[BEGIN Material provided]
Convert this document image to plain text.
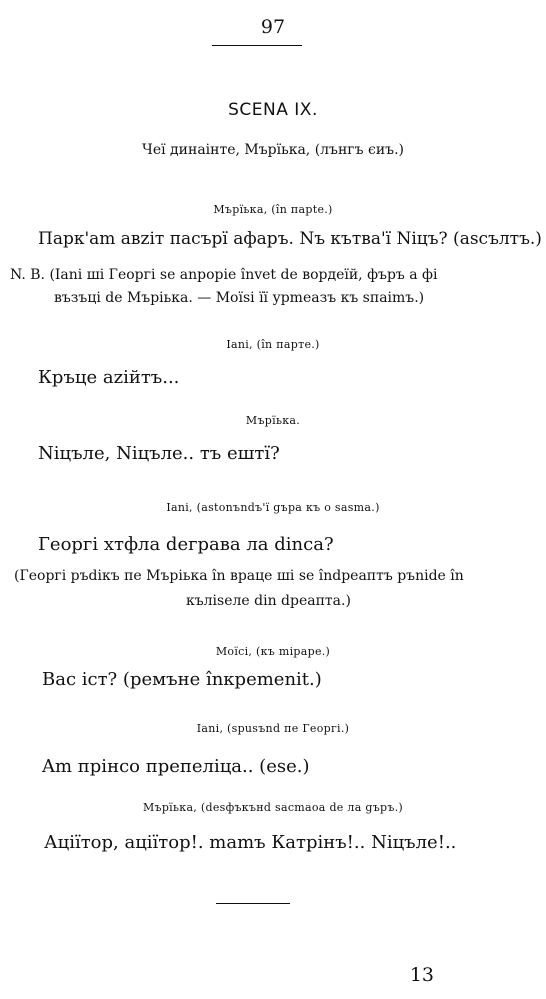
97
SCENA IX.
Чеї динаінте, Мърїька, (лънгъ єиъ.)
Мърїька, (în парte.)
Парк'am aвziт пасърї афаръ. Nъ кътва'ї Niцъ? (ascълтъ.)
N. B. (Іаnі шi Георгі se anpopie învet de вордеїй, фъръ а фi
възъці de Мърiька. — Моїsi ïї урmеазъ къ ѕпаimъ.)
Іаnі, (în парте.)
Кръце aziйтъ...
Мърїька.
Niцъле, Niцъле.. тъ ештї?
Іаnі, (аstonъndъ'ї gъpa къ о sаsmа.)
Георгі хтфла dеграва ла dinca?
(Георгі ръdікъ пе Мърiька în враце шi se îndреаптъ ръnide în
къліseле din dреапта.)
Моїсі, (къ mipape.)
Вас іст? (ремъне înкреmеnit.)
Іаnі, (spusъnd пе Георгі.)
Am прінсо препеліца.. (ese.)
Мърїька, (desфъкънd sасmаоа de ла gъръ.)
Ацiїтор, ацiїтор!. mamъ Катрінъ!.. Niцъле!..
13
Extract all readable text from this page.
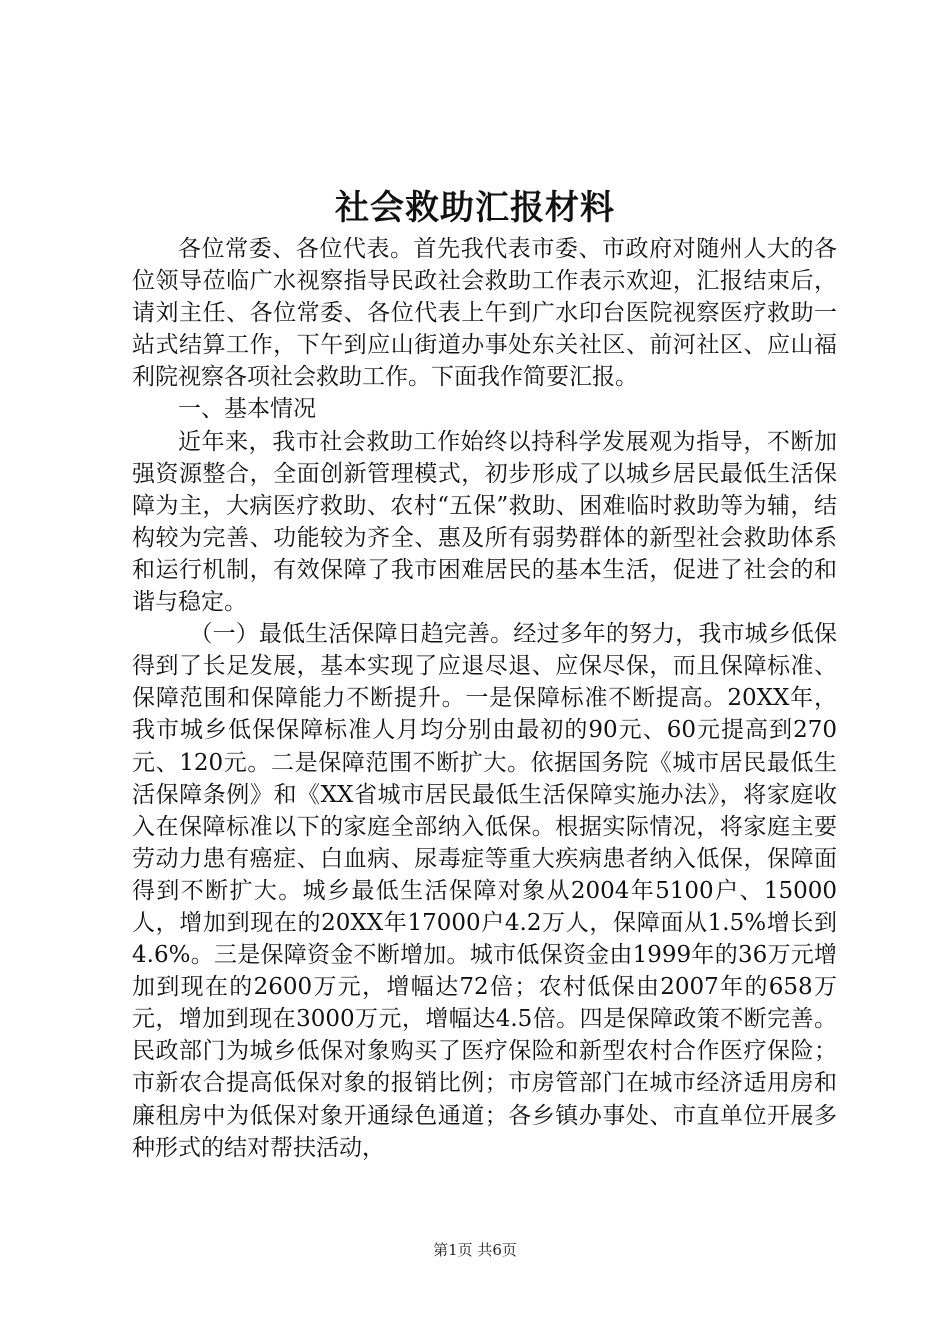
社会救助汇报材料

各位常委、各位代表。首先我代表市委、市政府对随州人大的各位领导莅临广水视察指导民政社会救助工作表示欢迎，汇报结束后，请刘主任、各位常委、各位代表上午到广水印台医院视察医疗救助一站式结算工作，下午到应山街道办事处东关社区、前河社区、应山福利院视察各项社会救助工作。下面我作简要汇报。

一、基本情况

近年来，我市社会救助工作始终以持科学发展观为指导，不断加强资源整合，全面创新管理模式，初步形成了以城乡居民最低生活保障为主，大病医疗救助、农村“五保”救助、困难临时救助等为辅，结构较为完善、功能较为齐全、惠及所有弱势群体的新型社会救助体系和运行机制，有效保障了我市困难居民的基本生活，促进了社会的和谐与稳定。

（一）最低生活保障日趋完善。经过多年的努力，我市城乡低保得到了长足发展，基本实现了应退尽退、应保尽保，而且保障标准、保障范围和保障能力不断提升。一是保障标准不断提高。20XX年，我市城乡低保保障标准人月均分别由最初的90元、60元提高到270元、120元。二是保障范围不断扩大。依据国务院《城市居民最低生活保障条例》和《XX省城市居民最低生活保障实施办法》，将家庭收入在保障标准以下的家庭全部纳入低保。根据实际情况，将家庭主要劳动力患有癌症、白血病、尿毒症等重大疾病患者纳入低保，保障面得到不断扩大。城乡最低生活保障对象从2004年5100户、15000人，增加到现在的20XX年17000户4.2万人，保障面从1.5%增长到4.6%。三是保障资金不断增加。城市低保资金由1999年的36万元增加到现在的2600万元，增幅达72倍；农村低保由2007年的658万元，增加到现在3000万元，增幅达4.5倍。四是保障政策不断完善。民政部门为城乡低保对象购买了医疗保险和新型农村合作医疗保险；市新农合提高低保对象的报销比例；市房管部门在城市经济适用房和廉租房中为低保对象开通绿色通道；各乡镇办事处、市直单位开展多种形式的结对帮扶活动，

第1页 共6页
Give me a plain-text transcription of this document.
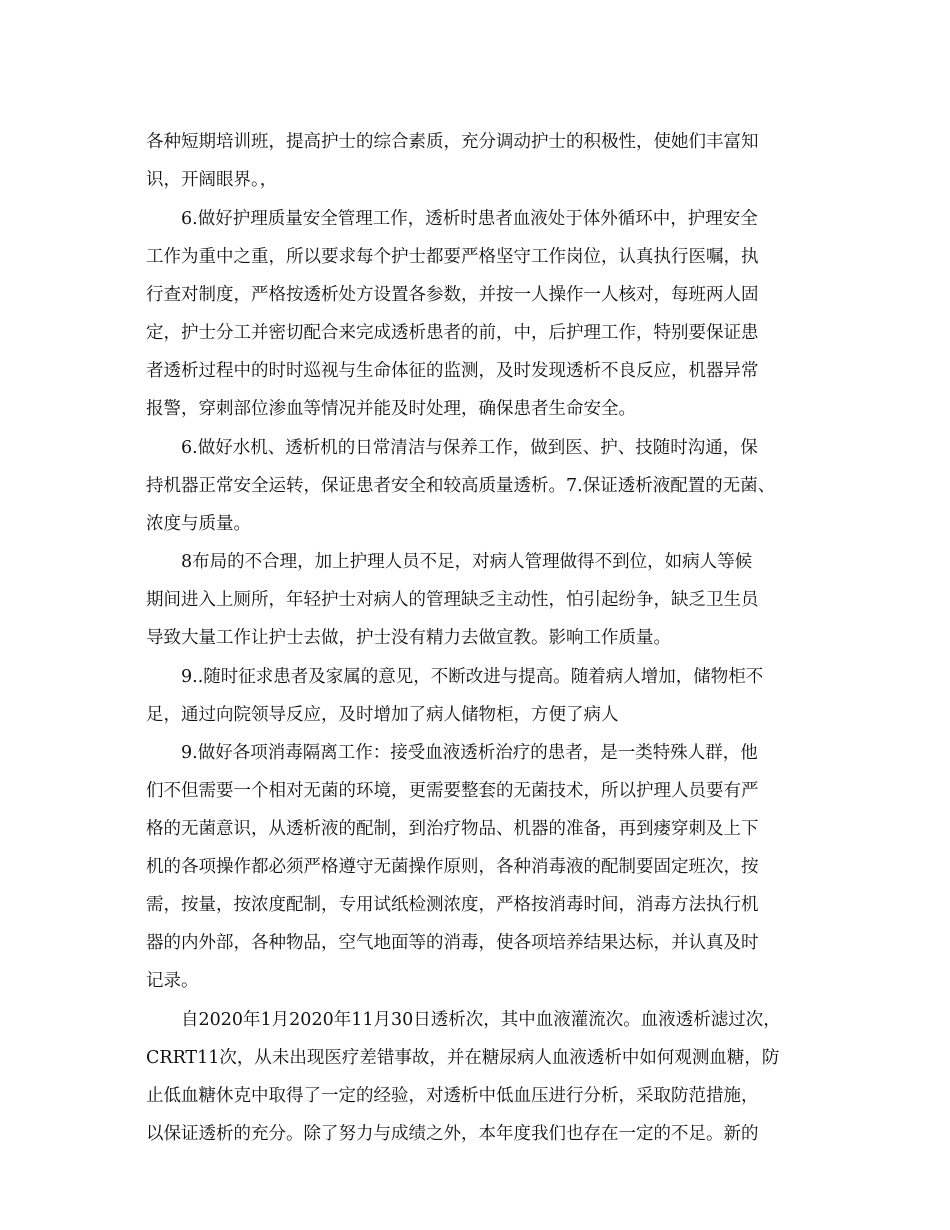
各种短期培训班，提高护士的综合素质，充分调动护士的积极性，使她们丰富知
识，开阔眼界。，
6.做好护理质量安全管理工作，透析时患者血液处于体外循环中，护理安全
工作为重中之重，所以要求每个护士都要严格坚守工作岗位，认真执行医嘱，执
行查对制度，严格按透析处方设置各参数，并按一人操作一人核对，每班两人固
定，护士分工并密切配合来完成透析患者的前，中，后护理工作，特别要保证患
者透析过程中的时时巡视与生命体征的监测，及时发现透析不良反应，机器异常
报警，穿刺部位渗血等情况并能及时处理，确保患者生命安全。
6.做好水机、透析机的日常清洁与保养工作，做到医、护、技随时沟通，保
持机器正常安全运转，保证患者安全和较高质量透析。7.保证透析液配置的无菌、
浓度与质量。
8布局的不合理，加上护理人员不足，对病人管理做得不到位，如病人等候
期间进入上厕所，年轻护士对病人的管理缺乏主动性，怕引起纷争，缺乏卫生员
导致大量工作让护士去做，护士没有精力去做宣教。影响工作质量。
9..随时征求患者及家属的意见，不断改进与提高。随着病人增加，储物柜不
足，通过向院领导反应，及时增加了病人储物柜，方便了病人
9.做好各项消毒隔离工作：接受血液透析治疗的患者，是一类特殊人群，他
们不但需要一个相对无菌的环境，更需要整套的无菌技术，所以护理人员要有严
格的无菌意识，从透析液的配制，到治疗物品、机器的准备，再到瘘穿刺及上下
机的各项操作都必须严格遵守无菌操作原则，各种消毒液的配制要固定班次，按
需，按量，按浓度配制，专用试纸检测浓度，严格按消毒时间，消毒方法执行机
器的内外部，各种物品，空气地面等的消毒，使各项培养结果达标，并认真及时
记录。
自2020年1月2020年11月30日透析次，其中血液灌流次。血液透析滤过次，
CRRT11次，从未出现医疗差错事故，并在糖尿病人血液透析中如何观测血糖，防
止低血糖休克中取得了一定的经验，对透析中低血压进行分析，采取防范措施，
以保证透析的充分。除了努力与成绩之外，本年度我们也存在一定的不足。新的
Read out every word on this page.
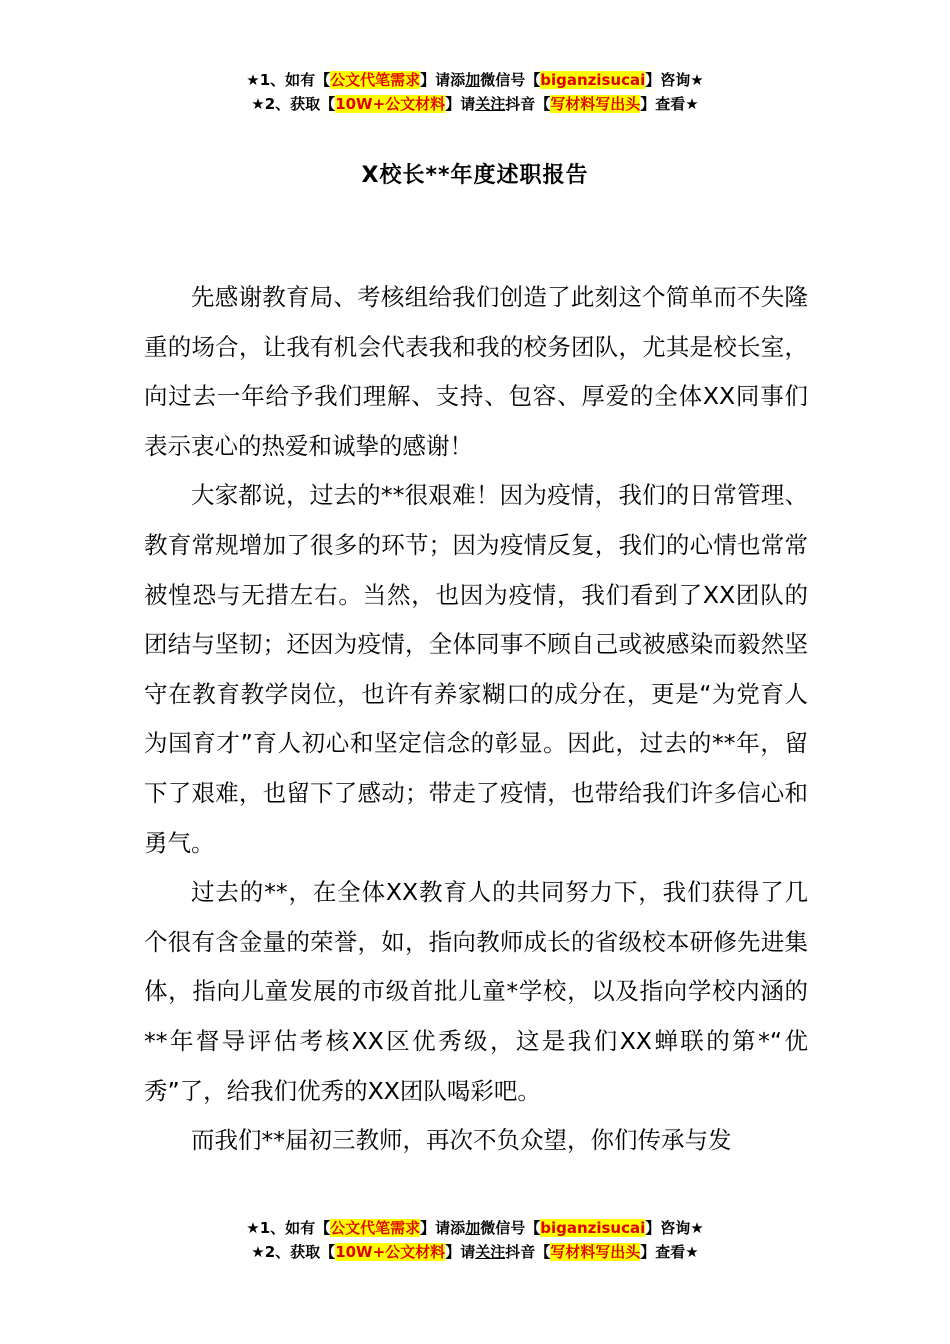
★1、如有【公文代笔需求】请添加微信号【biganzisucai】咨询★
★2、获取【10W+公文材料】请关注抖音【写材料写出头】查看★
X校长**年度述职报告

先感谢教育局、考核组给我们创造了此刻这个简单而不失隆重的场合，让我有机会代表我和我的校务团队，尤其是校长室，向过去一年给予我们理解、支持、包容、厚爱的全体XX同事们表示衷心的热爱和诚挚的感谢！

大家都说，过去的**很艰难！因为疫情，我们的日常管理、教育常规增加了很多的环节；因为疫情反复，我们的心情也常常被惶恐与无措左右。当然，也因为疫情，我们看到了XX团队的团结与坚韧；还因为疫情，全体同事不顾自己或被感染而毅然坚守在教育教学岗位，也许有养家糊口的成分在，更是“为党育人为国育才”育人初心和坚定信念的彰显。因此，过去的**年，留下了艰难，也留下了感动；带走了疫情，也带给我们许多信心和勇气。

过去的**，在全体XX教育人的共同努力下，我们获得了几个很有含金量的荣誉，如，指向教师成长的省级校本研修先进集体，指向儿童发展的市级首批儿童*学校，以及指向学校内涵的**年督导评估考核XX区优秀级，这是我们XX蝉联的第*“优秀”了，给我们优秀的XX团队喝彩吧。

而我们**届初三教师，再次不负众望，你们传承与发

★1、如有【公文代笔需求】请添加微信号【biganzisucai】咨询★
★2、获取【10W+公文材料】请关注抖音【写材料写出头】查看★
[END Material provided]
> [Task directions]: Copy out each line of the records where the string "this" appears.

> [Written response]:
Convert this document image to plain text.
Extract all readable text from this page.
Give me a plain-text transcription of this document.
Read out every word on this page.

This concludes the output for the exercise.